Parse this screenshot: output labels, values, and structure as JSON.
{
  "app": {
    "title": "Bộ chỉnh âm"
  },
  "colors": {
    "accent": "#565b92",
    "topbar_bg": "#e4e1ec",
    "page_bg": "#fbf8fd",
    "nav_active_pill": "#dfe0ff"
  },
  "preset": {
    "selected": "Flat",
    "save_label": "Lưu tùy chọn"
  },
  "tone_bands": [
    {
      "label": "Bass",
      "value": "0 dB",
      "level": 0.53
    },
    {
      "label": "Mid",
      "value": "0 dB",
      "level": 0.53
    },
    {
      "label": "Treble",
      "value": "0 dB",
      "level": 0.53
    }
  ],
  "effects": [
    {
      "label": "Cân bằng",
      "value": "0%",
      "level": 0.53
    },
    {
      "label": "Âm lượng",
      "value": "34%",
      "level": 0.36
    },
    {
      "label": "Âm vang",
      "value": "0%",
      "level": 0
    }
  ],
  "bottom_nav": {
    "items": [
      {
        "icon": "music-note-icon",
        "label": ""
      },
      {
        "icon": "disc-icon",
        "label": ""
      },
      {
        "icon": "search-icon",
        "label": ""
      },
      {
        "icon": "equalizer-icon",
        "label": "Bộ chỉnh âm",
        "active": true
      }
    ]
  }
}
########################################
Produce an exact copy of all the records.

▶ **ANSWER TO THE TASK**:
Parse this screenshot: output labels, values, and structure as JSON.
{
  "app": {
    "title": "Bộ chỉnh âm"
  },
  "colors": {
    "accent": "#565b92",
    "topbar_bg": "#e4e1ec",
    "page_bg": "#fbf8fd",
    "nav_active_pill": "#dfe0ff"
  },
  "preset": {
    "selected": "Flat",
    "save_label": "Lưu tùy chọn"
  },
  "tone_bands": [
    {
      "label": "Bass",
      "value": "0 dB",
      "level": 0.53
    },
    {
      "label": "Mid",
      "value": "0 dB",
      "level": 0.53
    },
    {
      "label": "Treble",
      "value": "0 dB",
      "level": 0.53
    }
  ],
  "effects": [
    {
      "label": "Cân bằng",
      "value": "0%",
      "level": 0.53
    },
    {
      "label": "Âm lượng",
      "value": "34%",
      "level": 0.36
    },
    {
      "label": "Âm vang",
      "value": "0%",
      "level": 0
    }
  ],
  "bottom_nav": {
    "items": [
      {
        "icon": "music-note-icon",
        "label": ""
      },
      {
        "icon": "disc-icon",
        "label": ""
      },
      {
        "icon": "search-icon",
        "label": ""
      },
      {
        "icon": "equalizer-icon",
        "label": "Bộ chỉnh âm",
        "active": true
      }
    ]
  }
}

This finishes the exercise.